# START OF Records provided

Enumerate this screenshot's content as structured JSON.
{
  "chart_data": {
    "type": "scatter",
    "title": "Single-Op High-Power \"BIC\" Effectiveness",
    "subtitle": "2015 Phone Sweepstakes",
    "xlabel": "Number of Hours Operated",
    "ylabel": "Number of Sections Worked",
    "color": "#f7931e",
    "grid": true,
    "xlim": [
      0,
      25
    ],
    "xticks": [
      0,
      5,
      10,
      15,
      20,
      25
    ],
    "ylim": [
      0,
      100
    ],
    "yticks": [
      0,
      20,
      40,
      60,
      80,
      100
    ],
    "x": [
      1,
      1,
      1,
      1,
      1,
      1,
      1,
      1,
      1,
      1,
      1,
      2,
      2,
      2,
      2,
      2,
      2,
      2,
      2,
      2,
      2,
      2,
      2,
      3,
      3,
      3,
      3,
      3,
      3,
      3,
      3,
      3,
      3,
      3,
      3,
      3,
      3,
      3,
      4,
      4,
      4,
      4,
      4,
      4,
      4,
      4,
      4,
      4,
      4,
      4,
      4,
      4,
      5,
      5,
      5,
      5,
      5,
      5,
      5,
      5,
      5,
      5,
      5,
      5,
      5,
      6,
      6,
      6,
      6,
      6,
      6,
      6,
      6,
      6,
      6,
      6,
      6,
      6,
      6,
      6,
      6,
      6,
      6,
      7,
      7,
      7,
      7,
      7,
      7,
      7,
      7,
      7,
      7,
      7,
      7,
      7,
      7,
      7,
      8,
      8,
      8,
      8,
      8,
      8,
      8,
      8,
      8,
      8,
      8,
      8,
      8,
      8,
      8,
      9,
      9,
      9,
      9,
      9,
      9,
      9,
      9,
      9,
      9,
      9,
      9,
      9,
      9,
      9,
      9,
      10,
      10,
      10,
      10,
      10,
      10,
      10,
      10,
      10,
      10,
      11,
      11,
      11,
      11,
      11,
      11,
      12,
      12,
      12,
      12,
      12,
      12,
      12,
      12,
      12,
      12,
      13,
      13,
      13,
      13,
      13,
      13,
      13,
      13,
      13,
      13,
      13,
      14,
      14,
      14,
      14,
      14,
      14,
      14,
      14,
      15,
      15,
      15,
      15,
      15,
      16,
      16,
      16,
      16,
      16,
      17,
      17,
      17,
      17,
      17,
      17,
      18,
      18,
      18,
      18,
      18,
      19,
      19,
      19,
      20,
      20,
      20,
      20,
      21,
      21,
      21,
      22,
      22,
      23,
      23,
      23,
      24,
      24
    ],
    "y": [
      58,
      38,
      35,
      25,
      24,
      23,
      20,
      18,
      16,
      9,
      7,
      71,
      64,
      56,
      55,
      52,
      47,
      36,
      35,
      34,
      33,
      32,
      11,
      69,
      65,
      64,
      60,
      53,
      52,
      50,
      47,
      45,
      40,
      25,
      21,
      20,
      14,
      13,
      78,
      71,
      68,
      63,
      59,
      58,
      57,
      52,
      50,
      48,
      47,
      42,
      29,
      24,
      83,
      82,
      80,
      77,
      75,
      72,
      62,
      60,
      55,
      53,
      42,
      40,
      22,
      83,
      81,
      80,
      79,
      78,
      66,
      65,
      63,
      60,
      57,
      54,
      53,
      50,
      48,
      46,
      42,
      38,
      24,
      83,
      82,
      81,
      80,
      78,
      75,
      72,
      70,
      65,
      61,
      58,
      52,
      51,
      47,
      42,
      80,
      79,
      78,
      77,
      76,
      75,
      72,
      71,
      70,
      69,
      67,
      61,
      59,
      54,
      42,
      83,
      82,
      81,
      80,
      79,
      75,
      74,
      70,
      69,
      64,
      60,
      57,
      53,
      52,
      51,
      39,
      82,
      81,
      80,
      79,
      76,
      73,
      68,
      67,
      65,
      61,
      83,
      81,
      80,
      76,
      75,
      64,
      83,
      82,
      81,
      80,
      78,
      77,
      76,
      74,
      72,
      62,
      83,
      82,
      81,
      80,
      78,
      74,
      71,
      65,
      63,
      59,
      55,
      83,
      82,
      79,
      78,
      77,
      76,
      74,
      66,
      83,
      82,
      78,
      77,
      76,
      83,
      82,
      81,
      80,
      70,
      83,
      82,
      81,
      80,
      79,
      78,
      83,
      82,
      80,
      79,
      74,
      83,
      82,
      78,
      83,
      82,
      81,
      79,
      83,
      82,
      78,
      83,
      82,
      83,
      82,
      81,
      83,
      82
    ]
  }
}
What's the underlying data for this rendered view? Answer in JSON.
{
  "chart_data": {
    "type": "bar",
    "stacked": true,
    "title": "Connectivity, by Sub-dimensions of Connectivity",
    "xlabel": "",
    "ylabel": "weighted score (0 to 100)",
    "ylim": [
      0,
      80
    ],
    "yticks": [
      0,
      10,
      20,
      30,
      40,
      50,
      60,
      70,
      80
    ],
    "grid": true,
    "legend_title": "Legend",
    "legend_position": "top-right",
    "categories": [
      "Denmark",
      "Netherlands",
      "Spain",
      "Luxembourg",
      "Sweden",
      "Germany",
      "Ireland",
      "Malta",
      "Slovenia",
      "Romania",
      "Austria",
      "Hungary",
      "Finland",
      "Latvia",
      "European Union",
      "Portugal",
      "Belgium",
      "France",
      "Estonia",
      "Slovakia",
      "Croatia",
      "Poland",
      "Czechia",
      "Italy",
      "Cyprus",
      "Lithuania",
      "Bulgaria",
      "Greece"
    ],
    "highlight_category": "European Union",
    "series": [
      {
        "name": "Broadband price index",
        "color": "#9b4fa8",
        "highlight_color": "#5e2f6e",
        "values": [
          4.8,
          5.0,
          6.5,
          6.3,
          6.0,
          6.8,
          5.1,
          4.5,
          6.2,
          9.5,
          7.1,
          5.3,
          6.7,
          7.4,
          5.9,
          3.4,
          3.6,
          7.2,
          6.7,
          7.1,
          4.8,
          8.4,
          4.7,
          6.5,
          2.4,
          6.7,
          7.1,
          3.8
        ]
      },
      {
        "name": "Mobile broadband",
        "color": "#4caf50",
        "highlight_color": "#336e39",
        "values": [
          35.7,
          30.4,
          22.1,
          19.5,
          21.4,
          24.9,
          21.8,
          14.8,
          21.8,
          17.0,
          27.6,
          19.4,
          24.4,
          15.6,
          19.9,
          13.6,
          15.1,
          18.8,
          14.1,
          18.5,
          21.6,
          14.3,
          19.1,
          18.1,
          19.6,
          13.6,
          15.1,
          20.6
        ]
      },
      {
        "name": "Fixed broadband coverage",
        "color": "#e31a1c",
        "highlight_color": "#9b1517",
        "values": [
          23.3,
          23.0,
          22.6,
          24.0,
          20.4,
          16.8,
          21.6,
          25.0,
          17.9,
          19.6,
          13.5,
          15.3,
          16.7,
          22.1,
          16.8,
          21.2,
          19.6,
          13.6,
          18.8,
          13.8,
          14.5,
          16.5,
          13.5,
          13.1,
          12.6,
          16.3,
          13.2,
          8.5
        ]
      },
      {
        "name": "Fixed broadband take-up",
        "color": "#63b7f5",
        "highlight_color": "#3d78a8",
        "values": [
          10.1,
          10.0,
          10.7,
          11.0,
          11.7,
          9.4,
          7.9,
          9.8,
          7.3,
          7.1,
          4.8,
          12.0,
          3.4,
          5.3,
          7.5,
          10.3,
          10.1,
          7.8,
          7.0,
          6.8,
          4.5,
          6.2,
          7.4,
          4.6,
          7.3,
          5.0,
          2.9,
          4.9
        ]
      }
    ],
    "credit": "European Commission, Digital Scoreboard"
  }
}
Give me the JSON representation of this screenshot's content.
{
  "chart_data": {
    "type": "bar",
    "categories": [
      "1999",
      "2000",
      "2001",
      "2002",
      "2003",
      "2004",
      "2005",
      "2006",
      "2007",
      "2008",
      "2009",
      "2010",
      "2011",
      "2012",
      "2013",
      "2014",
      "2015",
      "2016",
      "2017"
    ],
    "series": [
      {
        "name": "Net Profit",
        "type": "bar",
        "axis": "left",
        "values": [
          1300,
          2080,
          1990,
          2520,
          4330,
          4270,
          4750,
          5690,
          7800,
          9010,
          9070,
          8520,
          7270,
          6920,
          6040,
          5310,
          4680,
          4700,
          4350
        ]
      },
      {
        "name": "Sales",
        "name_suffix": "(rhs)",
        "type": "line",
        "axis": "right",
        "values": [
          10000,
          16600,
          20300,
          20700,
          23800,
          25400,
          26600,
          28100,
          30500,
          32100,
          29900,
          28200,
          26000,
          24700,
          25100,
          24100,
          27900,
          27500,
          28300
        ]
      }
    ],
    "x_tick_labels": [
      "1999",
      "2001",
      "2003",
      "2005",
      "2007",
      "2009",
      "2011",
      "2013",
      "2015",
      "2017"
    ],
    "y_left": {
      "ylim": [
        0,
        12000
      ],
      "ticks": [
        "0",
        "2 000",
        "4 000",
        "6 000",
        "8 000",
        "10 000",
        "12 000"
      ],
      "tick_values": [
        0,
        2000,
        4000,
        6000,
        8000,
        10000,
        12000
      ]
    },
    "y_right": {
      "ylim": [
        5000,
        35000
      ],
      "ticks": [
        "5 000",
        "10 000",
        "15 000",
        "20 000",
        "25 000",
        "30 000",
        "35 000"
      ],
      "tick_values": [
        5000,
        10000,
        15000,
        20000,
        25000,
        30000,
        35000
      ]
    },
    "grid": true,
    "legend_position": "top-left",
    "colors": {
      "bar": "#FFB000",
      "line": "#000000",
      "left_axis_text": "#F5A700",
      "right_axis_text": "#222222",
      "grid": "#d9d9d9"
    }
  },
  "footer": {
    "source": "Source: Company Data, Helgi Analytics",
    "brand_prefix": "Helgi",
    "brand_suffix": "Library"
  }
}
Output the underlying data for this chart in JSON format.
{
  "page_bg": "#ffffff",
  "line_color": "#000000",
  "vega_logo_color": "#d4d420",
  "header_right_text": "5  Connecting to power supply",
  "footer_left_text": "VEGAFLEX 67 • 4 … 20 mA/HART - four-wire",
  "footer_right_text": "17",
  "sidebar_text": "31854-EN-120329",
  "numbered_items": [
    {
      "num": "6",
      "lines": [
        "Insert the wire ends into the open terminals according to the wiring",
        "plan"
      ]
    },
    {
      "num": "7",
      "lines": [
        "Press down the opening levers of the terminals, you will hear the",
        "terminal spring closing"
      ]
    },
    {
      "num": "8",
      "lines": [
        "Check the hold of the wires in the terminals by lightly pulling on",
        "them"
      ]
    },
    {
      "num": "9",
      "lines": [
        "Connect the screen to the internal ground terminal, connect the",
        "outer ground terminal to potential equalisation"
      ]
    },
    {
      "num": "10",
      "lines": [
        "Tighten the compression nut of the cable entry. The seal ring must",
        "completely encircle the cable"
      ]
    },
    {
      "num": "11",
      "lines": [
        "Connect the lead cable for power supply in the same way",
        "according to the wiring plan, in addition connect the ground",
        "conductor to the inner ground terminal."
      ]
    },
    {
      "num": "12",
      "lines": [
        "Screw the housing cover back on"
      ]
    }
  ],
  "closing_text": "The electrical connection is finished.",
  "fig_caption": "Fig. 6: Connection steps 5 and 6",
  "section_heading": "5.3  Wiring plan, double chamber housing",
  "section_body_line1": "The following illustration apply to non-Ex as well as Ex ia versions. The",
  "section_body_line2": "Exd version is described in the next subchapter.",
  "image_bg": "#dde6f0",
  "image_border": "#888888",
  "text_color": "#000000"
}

# END OF Records provided

Write down the number of lines where the word "ground" appears, and nothing further.

4